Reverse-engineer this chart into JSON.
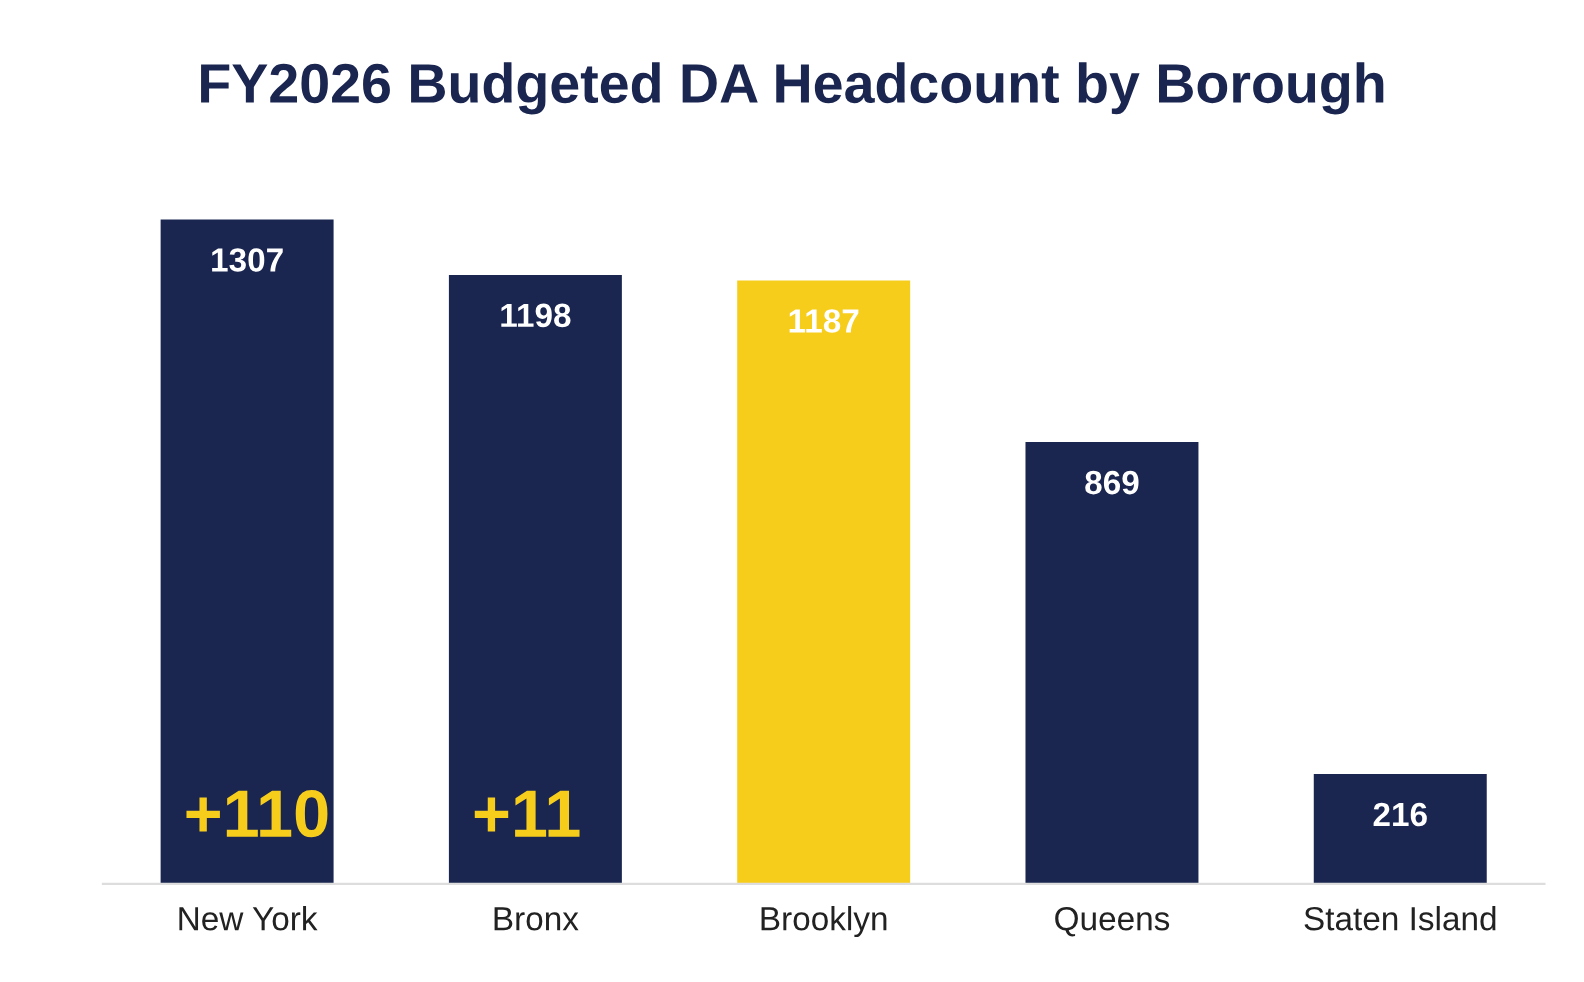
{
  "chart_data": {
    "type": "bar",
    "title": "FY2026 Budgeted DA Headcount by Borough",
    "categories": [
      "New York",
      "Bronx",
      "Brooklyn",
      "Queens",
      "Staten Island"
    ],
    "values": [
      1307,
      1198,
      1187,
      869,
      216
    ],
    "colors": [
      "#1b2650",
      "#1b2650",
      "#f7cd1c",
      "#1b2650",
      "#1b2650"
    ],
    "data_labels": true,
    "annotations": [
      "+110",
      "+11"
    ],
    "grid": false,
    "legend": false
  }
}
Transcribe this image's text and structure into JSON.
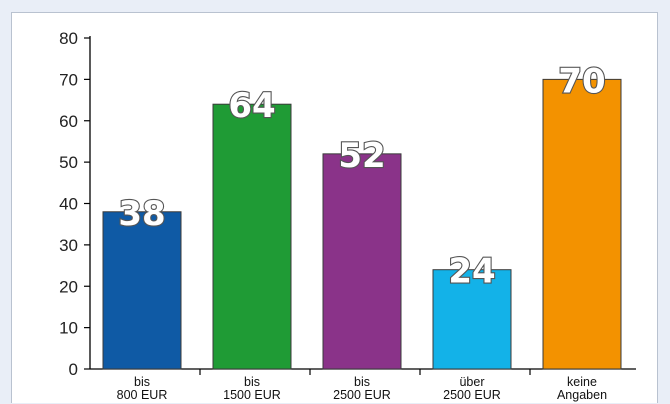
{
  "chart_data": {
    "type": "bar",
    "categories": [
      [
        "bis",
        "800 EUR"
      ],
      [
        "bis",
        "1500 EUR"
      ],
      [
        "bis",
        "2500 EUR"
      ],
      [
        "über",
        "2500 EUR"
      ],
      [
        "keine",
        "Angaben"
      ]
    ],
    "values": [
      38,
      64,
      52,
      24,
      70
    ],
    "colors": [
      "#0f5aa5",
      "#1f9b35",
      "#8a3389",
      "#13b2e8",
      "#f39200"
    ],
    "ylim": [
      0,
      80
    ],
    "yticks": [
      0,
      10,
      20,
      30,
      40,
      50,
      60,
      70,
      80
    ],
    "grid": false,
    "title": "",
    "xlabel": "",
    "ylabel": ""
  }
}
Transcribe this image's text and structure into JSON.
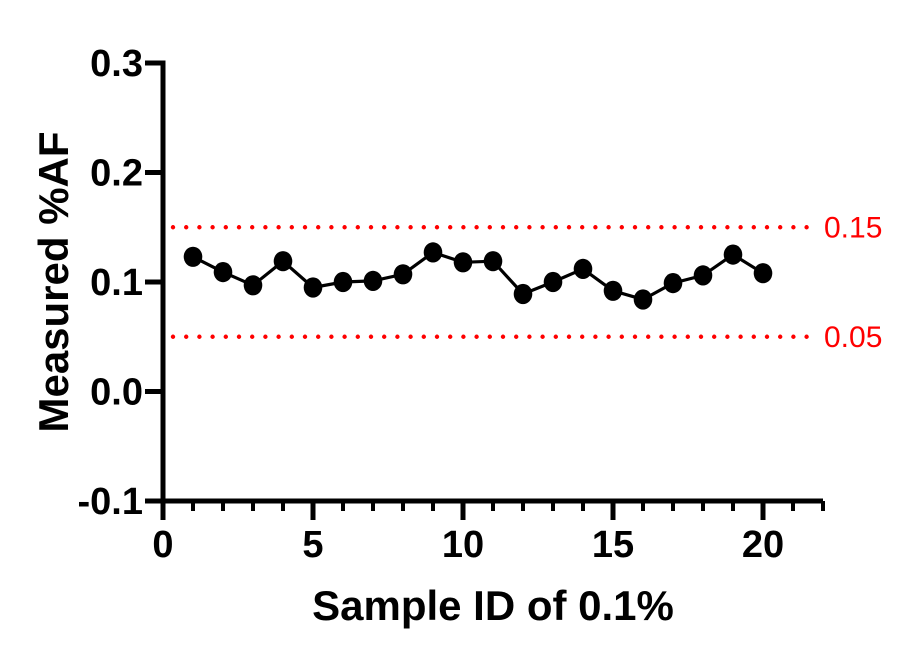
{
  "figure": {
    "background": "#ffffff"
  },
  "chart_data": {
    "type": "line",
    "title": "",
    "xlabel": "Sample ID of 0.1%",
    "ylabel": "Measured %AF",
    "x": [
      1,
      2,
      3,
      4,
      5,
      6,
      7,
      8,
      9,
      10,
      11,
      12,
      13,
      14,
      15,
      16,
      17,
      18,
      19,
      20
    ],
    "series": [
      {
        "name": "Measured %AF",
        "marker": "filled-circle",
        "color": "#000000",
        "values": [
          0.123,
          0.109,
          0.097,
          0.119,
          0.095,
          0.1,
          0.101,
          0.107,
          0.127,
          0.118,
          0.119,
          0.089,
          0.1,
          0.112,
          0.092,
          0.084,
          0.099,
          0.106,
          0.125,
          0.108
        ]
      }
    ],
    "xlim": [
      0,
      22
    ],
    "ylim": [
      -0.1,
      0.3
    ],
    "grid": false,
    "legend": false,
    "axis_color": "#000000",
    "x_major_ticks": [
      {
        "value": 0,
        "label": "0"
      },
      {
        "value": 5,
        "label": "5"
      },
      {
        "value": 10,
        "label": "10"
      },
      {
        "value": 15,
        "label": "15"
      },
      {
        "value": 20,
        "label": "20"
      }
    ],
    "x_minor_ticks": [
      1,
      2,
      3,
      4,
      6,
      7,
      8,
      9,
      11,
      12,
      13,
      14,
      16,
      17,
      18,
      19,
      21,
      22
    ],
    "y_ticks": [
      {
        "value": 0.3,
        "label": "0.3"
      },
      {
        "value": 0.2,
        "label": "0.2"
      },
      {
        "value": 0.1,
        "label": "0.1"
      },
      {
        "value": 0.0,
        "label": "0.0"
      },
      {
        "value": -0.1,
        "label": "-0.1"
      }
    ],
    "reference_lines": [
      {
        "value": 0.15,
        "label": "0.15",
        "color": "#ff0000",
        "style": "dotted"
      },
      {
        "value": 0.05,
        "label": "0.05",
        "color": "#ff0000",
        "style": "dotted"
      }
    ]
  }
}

* * *

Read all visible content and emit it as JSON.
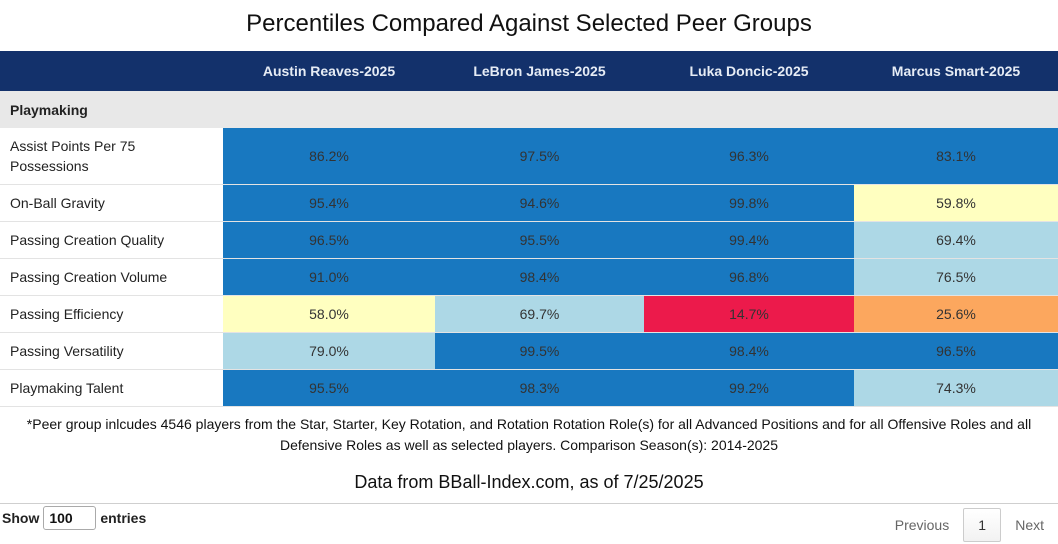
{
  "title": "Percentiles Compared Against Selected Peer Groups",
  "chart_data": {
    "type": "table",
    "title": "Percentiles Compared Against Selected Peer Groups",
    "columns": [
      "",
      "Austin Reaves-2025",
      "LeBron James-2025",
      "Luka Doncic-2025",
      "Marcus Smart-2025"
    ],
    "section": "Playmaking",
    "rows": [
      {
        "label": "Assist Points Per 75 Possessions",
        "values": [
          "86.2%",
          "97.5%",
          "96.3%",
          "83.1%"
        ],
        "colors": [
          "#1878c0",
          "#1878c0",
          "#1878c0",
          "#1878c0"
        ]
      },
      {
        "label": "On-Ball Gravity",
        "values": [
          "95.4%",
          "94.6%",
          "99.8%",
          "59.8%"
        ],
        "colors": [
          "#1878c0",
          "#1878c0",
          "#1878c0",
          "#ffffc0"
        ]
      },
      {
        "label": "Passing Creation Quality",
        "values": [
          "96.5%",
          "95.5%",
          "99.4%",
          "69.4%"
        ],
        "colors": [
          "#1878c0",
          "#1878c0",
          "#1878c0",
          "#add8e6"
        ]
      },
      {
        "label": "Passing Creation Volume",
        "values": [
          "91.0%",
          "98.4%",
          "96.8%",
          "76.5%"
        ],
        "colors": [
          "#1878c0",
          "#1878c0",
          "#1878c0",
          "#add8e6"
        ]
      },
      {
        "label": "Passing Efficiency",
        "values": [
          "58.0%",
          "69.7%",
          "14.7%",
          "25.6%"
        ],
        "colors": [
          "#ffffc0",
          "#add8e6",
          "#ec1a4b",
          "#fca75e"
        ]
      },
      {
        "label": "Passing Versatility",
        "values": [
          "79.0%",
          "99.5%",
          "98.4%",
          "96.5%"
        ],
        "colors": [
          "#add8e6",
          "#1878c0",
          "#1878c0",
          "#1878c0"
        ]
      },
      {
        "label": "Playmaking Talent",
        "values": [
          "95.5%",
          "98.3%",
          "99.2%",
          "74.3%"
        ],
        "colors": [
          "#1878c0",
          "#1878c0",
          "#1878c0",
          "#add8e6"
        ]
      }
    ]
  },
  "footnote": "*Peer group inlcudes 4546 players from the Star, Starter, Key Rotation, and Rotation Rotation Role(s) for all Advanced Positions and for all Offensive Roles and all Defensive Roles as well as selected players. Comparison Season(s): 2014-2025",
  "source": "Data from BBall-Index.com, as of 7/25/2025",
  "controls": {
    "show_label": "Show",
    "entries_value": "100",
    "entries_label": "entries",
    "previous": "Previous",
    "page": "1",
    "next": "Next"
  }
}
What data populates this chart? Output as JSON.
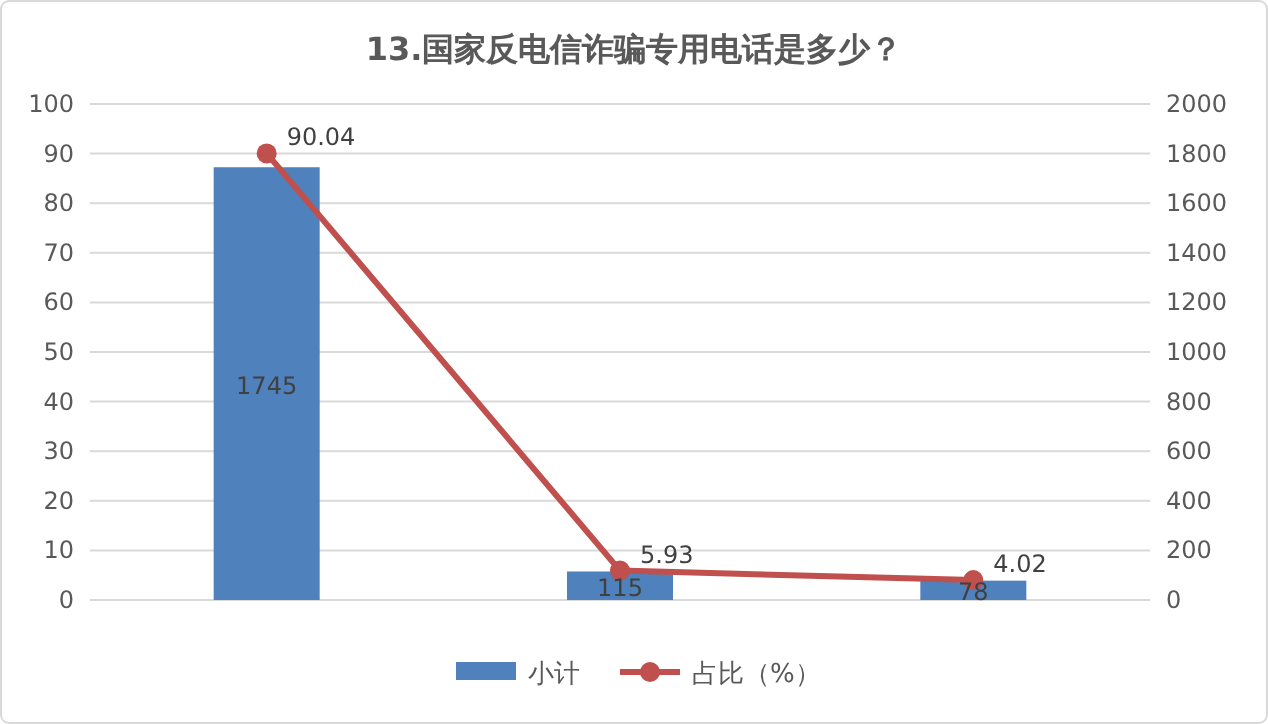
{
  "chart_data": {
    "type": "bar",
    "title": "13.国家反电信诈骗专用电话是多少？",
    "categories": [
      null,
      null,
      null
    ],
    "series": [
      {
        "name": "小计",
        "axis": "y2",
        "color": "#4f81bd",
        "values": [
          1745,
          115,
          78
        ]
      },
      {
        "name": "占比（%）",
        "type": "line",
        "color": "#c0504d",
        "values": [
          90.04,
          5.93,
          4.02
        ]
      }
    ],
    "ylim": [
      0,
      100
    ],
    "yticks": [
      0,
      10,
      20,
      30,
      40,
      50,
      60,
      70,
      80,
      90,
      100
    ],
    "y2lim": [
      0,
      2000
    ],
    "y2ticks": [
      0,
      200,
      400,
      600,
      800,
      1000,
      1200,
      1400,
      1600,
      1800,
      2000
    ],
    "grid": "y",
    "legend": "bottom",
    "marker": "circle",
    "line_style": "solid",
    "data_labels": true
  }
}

> _Instruction_:
Each line above that includes "legend" counts once; state the total and nothing more.

> _Answer below_:
3